• [REQUIREMENTS]:
Check the listing below for lines that hold "Selection". How many are there? Please give only the number.

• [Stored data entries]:
******

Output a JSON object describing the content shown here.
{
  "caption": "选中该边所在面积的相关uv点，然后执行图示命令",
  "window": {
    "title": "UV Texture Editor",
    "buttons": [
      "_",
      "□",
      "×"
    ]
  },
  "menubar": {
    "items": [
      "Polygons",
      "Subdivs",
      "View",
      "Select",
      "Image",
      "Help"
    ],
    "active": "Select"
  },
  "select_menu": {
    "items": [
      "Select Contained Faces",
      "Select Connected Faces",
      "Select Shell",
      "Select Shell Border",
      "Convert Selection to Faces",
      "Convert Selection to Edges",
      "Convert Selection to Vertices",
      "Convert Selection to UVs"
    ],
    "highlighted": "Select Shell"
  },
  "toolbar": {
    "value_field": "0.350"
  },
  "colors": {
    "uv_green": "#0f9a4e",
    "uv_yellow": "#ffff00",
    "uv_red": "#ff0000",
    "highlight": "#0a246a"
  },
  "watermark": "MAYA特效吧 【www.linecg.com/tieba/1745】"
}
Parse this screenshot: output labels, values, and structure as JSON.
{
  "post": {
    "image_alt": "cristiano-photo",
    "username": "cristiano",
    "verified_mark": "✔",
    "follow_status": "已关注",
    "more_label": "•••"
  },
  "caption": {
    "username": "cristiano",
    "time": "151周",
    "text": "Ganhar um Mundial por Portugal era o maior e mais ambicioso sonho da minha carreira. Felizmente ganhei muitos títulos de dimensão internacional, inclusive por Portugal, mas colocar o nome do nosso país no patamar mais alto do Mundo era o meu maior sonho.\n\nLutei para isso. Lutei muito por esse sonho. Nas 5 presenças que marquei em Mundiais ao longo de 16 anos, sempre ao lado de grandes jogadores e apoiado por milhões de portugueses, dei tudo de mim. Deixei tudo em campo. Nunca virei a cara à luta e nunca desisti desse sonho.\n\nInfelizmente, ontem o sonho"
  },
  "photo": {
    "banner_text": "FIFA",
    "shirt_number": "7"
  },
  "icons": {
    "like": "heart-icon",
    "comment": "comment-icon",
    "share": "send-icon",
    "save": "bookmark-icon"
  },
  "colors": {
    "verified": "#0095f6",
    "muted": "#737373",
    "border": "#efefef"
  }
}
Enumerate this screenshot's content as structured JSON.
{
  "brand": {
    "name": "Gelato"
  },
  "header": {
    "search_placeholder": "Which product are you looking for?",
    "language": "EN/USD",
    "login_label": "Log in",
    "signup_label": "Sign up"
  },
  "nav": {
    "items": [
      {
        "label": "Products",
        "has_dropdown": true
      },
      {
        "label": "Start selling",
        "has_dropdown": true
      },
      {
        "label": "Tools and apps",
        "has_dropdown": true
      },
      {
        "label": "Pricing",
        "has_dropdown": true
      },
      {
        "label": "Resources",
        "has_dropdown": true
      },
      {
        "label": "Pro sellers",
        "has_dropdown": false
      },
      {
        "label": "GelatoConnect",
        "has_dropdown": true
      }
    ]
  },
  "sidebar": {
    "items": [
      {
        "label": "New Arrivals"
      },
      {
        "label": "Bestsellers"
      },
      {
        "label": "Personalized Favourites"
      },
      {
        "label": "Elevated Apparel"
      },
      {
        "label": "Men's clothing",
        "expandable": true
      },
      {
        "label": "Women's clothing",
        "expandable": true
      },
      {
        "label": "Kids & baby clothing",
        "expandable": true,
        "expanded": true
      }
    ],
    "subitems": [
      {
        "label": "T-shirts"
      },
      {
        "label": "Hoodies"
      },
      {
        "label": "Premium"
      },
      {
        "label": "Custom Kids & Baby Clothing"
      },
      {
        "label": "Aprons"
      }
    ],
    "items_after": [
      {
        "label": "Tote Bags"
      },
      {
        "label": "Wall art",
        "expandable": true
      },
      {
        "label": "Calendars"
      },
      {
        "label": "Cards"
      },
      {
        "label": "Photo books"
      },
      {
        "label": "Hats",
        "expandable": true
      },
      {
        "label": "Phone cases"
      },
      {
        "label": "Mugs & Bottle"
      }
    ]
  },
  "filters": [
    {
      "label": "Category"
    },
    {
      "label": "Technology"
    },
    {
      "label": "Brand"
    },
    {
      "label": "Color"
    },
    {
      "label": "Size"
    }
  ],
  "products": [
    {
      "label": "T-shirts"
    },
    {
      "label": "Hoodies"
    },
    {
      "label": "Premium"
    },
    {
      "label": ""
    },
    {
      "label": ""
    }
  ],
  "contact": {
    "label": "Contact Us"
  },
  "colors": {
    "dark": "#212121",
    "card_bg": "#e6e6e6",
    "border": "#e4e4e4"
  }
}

******

• [TASK RESPONSE]:
4